**EXERCISE BRIEF:**
Select, from the material below, each line with "ciclo" in it.

# EXTRACTED DATA start

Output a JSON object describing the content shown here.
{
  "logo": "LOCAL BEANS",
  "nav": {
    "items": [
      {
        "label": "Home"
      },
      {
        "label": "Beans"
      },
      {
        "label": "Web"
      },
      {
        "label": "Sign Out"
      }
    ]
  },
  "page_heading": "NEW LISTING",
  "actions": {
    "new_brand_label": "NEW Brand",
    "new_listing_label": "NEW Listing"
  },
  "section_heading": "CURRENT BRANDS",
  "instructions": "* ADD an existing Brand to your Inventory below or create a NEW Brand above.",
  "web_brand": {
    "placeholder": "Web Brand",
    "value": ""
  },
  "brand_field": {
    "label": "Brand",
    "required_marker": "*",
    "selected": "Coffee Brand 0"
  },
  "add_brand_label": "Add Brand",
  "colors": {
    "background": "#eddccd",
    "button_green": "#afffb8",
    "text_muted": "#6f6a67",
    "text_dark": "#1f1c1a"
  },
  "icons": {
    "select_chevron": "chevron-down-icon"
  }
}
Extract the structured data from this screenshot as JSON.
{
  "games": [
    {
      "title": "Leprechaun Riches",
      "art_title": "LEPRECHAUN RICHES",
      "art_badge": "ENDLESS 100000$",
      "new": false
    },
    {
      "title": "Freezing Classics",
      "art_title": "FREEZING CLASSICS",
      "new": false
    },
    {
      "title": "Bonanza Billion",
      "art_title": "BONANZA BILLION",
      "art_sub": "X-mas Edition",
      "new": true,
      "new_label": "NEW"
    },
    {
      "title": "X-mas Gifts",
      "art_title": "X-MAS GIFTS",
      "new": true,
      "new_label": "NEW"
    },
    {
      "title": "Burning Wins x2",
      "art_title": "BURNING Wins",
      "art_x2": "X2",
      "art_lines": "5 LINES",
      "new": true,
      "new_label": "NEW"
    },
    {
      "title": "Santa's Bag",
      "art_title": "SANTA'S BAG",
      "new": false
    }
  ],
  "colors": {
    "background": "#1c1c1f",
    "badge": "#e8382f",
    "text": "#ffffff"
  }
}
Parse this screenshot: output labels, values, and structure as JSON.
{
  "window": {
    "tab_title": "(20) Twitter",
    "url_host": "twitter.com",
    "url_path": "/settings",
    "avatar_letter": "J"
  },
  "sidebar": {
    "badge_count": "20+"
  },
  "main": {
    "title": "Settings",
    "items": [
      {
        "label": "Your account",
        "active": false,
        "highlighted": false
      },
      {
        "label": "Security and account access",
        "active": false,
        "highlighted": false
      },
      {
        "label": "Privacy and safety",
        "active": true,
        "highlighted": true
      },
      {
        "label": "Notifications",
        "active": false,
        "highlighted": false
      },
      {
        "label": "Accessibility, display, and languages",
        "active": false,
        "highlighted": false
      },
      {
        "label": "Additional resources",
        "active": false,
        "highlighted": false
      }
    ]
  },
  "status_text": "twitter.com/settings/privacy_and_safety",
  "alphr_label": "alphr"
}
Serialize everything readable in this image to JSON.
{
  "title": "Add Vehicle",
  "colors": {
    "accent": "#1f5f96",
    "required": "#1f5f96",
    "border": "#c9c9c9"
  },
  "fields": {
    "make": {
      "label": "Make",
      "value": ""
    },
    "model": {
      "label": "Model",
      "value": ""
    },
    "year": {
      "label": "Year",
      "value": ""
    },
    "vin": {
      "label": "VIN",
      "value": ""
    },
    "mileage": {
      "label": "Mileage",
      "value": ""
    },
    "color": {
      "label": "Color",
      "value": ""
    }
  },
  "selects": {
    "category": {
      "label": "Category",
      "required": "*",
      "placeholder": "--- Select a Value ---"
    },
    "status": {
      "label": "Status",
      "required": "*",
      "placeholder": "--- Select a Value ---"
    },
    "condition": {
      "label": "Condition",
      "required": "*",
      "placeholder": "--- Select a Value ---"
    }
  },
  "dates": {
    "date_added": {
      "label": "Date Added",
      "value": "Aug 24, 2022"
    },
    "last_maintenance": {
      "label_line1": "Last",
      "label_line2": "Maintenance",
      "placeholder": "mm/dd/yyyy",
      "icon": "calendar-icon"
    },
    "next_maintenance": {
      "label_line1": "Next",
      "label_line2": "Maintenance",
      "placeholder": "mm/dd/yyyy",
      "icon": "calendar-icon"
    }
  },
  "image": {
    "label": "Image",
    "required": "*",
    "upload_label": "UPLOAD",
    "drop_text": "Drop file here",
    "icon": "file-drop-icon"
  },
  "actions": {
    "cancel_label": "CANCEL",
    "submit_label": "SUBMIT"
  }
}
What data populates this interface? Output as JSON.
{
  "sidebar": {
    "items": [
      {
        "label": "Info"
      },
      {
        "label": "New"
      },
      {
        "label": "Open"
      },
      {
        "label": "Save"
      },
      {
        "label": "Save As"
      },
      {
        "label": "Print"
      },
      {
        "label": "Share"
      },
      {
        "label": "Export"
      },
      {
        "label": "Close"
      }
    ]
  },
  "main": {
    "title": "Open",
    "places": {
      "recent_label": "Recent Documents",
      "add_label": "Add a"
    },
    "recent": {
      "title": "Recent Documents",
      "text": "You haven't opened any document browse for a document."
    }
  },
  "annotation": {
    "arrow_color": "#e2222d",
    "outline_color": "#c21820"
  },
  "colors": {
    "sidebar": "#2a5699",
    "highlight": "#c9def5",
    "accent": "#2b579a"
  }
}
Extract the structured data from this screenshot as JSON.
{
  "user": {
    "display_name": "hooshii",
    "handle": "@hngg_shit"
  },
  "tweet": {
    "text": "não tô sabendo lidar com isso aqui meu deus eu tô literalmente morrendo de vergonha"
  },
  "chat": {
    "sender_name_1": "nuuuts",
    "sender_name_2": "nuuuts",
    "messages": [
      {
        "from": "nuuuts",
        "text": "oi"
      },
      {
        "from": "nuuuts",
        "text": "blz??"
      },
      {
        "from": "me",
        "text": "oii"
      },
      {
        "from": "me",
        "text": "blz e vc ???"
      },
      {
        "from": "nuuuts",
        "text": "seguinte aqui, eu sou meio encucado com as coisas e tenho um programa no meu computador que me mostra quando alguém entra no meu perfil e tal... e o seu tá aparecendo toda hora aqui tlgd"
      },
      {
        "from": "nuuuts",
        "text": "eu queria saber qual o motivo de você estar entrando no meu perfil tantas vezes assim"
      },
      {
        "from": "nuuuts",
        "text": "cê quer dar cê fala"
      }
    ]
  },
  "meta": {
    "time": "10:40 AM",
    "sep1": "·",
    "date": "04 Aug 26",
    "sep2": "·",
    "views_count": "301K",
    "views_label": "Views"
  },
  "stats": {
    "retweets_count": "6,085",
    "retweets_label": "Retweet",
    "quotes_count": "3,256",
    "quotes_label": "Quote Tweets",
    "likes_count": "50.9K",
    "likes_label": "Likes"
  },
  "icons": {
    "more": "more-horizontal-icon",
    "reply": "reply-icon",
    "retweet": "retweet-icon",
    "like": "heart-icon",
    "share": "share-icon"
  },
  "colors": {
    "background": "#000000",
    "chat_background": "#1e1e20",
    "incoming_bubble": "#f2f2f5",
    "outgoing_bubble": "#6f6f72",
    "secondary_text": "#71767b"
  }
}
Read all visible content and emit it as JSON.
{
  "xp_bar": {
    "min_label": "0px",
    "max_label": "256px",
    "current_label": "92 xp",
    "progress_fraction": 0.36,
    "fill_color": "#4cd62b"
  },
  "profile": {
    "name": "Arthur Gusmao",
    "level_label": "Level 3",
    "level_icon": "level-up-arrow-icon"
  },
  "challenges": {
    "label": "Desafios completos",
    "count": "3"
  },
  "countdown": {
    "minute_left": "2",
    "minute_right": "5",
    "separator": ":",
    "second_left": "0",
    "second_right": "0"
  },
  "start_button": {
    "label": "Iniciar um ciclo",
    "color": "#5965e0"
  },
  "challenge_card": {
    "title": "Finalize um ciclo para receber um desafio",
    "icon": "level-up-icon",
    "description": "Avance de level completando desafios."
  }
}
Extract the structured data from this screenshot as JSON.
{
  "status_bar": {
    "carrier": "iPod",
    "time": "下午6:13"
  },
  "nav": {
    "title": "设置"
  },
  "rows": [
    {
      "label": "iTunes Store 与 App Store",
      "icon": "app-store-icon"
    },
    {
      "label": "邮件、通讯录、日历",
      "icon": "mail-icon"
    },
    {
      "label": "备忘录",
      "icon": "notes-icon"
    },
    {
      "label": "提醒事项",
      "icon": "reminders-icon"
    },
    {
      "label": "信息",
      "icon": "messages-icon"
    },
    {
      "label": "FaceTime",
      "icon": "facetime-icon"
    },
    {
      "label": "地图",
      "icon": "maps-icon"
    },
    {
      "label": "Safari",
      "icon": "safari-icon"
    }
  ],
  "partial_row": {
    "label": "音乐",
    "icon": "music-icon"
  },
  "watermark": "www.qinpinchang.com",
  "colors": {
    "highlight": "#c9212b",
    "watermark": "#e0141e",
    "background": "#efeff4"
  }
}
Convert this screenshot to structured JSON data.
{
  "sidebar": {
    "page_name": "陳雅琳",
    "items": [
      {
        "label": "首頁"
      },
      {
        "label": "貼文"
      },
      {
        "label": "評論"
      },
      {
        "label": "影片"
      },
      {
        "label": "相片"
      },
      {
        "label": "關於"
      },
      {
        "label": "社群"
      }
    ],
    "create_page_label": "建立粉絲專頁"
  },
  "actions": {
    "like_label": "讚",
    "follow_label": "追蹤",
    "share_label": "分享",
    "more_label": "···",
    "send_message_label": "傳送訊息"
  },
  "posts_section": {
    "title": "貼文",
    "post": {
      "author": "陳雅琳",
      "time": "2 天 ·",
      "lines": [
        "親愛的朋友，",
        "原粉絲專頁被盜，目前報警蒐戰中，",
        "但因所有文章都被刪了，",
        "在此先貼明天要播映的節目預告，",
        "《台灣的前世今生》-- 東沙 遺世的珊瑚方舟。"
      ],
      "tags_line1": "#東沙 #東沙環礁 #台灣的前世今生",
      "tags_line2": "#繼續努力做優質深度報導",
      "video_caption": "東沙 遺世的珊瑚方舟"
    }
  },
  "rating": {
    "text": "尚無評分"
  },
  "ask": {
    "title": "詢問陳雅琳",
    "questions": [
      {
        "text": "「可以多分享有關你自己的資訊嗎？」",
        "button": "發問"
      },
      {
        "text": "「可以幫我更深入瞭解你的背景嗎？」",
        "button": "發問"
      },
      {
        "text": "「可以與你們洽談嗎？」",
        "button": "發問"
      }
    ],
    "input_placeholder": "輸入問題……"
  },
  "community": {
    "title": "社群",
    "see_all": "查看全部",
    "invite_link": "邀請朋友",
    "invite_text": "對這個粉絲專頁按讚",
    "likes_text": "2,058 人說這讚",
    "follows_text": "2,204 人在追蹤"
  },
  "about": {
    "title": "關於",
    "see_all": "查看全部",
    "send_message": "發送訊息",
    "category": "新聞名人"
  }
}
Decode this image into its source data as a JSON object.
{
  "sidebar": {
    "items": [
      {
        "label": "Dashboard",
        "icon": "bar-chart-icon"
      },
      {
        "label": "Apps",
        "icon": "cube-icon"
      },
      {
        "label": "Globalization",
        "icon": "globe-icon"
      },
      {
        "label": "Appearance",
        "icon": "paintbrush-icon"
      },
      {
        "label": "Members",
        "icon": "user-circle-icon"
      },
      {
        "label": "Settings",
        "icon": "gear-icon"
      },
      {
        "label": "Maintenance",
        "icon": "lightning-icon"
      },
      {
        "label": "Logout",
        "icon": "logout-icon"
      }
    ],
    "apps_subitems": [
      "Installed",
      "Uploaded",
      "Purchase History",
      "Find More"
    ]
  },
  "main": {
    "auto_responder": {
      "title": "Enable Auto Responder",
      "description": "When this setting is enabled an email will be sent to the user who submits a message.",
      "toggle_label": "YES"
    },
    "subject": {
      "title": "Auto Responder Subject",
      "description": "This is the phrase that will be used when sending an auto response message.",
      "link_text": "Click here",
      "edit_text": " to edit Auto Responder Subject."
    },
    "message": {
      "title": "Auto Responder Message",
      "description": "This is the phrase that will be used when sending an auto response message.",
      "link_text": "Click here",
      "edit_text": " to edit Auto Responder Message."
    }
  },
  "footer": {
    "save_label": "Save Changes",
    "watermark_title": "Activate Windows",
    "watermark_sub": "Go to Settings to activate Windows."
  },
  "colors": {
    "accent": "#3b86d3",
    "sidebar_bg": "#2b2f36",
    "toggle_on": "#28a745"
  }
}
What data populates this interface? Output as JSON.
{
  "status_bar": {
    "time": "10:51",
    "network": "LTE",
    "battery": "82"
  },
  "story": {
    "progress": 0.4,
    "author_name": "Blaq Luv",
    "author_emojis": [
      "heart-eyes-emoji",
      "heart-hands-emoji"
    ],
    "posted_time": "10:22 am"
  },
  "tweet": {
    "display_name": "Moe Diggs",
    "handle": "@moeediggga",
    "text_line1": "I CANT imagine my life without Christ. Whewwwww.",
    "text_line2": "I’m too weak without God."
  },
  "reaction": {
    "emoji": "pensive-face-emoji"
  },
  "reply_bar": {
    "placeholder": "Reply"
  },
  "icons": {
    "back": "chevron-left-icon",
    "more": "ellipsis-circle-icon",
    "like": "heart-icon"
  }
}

# EXTRACTED DATA end

**RESPONSE FOR THIS EXERCISE:**
    "label": "Iniciar um ciclo",
    "title": "Finalize um ciclo para receber um desafio",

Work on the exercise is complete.